■ **Input data**:
========

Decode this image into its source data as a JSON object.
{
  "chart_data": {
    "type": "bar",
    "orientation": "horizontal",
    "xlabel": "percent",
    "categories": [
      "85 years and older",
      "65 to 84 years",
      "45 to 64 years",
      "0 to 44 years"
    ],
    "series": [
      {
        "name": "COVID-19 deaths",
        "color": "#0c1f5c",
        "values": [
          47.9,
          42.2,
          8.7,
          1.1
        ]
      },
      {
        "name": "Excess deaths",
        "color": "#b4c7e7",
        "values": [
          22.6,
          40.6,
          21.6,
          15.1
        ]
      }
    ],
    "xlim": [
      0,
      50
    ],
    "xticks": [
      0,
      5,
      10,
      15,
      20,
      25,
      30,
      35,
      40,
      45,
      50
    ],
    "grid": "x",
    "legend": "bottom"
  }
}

========

■ **Direction**:
Recopy the entries above in their entirety, exactly.

■ **Result below**:
Decode this image into its source data as a JSON object.
{
  "chart_data": {
    "type": "bar",
    "orientation": "horizontal",
    "xlabel": "percent",
    "categories": [
      "85 years and older",
      "65 to 84 years",
      "45 to 64 years",
      "0 to 44 years"
    ],
    "series": [
      {
        "name": "COVID-19 deaths",
        "color": "#0c1f5c",
        "values": [
          47.9,
          42.2,
          8.7,
          1.1
        ]
      },
      {
        "name": "Excess deaths",
        "color": "#b4c7e7",
        "values": [
          22.6,
          40.6,
          21.6,
          15.1
        ]
      }
    ],
    "xlim": [
      0,
      50
    ],
    "xticks": [
      0,
      5,
      10,
      15,
      20,
      25,
      30,
      35,
      40,
      45,
      50
    ],
    "grid": "x",
    "legend": "bottom"
  }
}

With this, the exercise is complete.